[Estratto della fonte]:
═══
Sara Monaci, Cesare Peruzzi, il Sole 24 Ore 12/3/2013, 12 marzo 2013
MPS VA ALLO SCONTRO CON NOMURA
SIENA. Dal nostro inviato
Il contratto di finanza strutturata tra Mps e Nomura è stato sottoscritto in pieno conflitto di interessi dagli ex vertici della banca senese - l’ex direttore generale Antonio Vigni e l’ex presidente Giuseppe Mussari. Il fine dei derivati non era infatti la solidità finanziaria dell’istituto di credito senese, ma far sembrare il bilancio solido e privo di perdite, così da non mettere in discussione la bontà dell’operazione messa in piedi per acquistare Antonveneta dal Santender nel 2008, per 9,3 miliardi. È quanto emerge dall’atto di citazione di Mps contro Nomura.
═══
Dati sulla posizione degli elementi
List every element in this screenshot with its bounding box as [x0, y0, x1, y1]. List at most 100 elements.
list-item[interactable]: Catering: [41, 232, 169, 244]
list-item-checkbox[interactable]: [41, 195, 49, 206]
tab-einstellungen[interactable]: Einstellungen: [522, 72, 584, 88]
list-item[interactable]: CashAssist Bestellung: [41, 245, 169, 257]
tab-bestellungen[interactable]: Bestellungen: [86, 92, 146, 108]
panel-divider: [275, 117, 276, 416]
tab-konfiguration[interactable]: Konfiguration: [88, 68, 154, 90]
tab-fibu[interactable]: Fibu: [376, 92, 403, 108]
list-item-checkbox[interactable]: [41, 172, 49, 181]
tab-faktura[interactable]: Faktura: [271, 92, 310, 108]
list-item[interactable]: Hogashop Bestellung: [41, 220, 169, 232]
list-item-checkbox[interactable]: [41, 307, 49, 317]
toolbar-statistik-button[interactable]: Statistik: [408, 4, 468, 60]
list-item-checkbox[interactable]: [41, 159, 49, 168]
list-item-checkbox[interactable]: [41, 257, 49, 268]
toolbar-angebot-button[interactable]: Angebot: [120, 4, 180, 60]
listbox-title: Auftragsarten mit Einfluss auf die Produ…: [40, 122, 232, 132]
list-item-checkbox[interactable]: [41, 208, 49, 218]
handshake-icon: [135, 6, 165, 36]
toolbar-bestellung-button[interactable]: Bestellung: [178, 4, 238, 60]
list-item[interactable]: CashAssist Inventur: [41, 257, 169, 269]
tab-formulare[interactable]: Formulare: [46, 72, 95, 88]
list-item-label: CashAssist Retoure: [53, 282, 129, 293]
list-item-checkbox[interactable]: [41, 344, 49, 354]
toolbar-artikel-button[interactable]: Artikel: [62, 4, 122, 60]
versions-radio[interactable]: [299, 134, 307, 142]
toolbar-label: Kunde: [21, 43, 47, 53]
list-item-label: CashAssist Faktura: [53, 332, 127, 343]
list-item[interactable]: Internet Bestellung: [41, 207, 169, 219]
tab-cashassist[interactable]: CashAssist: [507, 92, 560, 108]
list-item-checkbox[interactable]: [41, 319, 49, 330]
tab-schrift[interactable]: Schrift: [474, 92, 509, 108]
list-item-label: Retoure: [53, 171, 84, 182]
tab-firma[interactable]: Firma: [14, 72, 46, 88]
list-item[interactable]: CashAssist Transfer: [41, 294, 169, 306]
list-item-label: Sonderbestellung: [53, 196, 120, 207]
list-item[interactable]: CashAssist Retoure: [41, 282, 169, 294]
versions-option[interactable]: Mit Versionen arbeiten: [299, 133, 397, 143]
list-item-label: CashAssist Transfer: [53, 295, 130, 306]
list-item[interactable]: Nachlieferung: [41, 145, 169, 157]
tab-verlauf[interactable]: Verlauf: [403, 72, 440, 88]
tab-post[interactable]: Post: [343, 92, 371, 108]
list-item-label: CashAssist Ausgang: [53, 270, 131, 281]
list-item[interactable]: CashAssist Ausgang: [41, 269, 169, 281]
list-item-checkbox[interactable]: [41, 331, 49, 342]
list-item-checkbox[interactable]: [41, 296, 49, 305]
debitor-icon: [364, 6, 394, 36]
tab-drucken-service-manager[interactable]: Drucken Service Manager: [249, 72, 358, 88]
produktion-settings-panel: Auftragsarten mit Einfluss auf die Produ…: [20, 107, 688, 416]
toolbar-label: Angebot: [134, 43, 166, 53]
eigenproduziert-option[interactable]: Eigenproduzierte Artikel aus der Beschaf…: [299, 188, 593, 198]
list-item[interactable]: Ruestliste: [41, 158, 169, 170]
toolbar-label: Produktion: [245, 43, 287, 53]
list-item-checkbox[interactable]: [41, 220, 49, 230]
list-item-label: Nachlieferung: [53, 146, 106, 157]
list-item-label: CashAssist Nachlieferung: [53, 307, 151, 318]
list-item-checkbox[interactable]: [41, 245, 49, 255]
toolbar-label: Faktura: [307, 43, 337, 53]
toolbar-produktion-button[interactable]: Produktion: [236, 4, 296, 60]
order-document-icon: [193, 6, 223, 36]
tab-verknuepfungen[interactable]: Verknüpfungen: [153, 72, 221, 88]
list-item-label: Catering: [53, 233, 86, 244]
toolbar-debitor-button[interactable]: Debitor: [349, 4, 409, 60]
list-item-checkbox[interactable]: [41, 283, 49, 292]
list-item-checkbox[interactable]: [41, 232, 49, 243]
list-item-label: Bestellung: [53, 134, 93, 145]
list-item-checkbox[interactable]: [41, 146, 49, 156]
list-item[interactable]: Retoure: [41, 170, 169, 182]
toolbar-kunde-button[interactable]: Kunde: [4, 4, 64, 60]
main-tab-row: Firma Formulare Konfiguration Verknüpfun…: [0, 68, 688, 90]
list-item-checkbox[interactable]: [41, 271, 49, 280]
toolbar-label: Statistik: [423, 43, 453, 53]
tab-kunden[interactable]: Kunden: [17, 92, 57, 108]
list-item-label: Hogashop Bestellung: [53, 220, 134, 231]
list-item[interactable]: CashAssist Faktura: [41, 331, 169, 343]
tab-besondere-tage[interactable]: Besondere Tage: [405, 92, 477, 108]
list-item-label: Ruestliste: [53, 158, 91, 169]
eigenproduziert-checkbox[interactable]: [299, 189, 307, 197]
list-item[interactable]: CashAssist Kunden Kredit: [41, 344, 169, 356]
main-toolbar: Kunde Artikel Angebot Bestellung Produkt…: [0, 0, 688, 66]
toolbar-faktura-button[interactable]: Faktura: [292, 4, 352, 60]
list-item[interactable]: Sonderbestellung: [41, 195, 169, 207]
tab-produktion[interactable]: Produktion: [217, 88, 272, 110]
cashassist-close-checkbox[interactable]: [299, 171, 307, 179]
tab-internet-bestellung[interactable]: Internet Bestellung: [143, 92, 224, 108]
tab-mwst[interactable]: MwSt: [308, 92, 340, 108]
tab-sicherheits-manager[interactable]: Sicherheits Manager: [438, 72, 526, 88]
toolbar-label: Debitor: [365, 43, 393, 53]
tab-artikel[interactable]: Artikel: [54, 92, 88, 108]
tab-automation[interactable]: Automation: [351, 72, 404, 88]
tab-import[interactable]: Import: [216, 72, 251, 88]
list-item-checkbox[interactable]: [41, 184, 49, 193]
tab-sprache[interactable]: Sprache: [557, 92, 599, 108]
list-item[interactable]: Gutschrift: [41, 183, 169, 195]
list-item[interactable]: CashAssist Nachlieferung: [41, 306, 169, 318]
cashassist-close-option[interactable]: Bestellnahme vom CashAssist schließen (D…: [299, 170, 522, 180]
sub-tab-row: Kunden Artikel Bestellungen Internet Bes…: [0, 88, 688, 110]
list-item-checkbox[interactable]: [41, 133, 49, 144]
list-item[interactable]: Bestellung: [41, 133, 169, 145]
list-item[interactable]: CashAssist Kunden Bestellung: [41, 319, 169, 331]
═══
[Esercizi]:
[1] Stando all'articolo su Mps e Nomura, per quale cifra fu acquistata Antonveneta nel 2008?
[2] Prosegui l'articolo su Mps e Nomura a partire dalla sua ultima frase.

[Soluzioni degli esercizi]:
[1] Per 9,3 miliardi.

[2]
Nella richiesta di risarcimento danni per 700 milioni, avviata il primo marzo con la richiesta di un atto di accertamento al Tribunale delle imprese di Firenze da parte di Mps nei confronti di Nomura (oltre che di Mussari e Vigni), si spiega il perché della volontà dei nuovi vertici bancari, il presidente Alessandro Profumo e l’ad Fabrizio Viola, di sostenere un contenzioso legale.
Prima di tutto il fatto che i precedenti vertici abbiano violato gli interessi del loro stesso istituto di credito, e solo per dimostrare fittiziamente di aver tenuto i conti in ordine nascondendo le perdite, provocando così un’ulteriore passività occultata agli organi di vigilanza attraverso un altro prodotto strutturato "tossico" (Alexandria), il cui obiettivo era sostanzialmente solo quello di recuperare la distribuzione del dividendo da 0,01 centesimi per azione del 2009, per 220 milioni complessivi.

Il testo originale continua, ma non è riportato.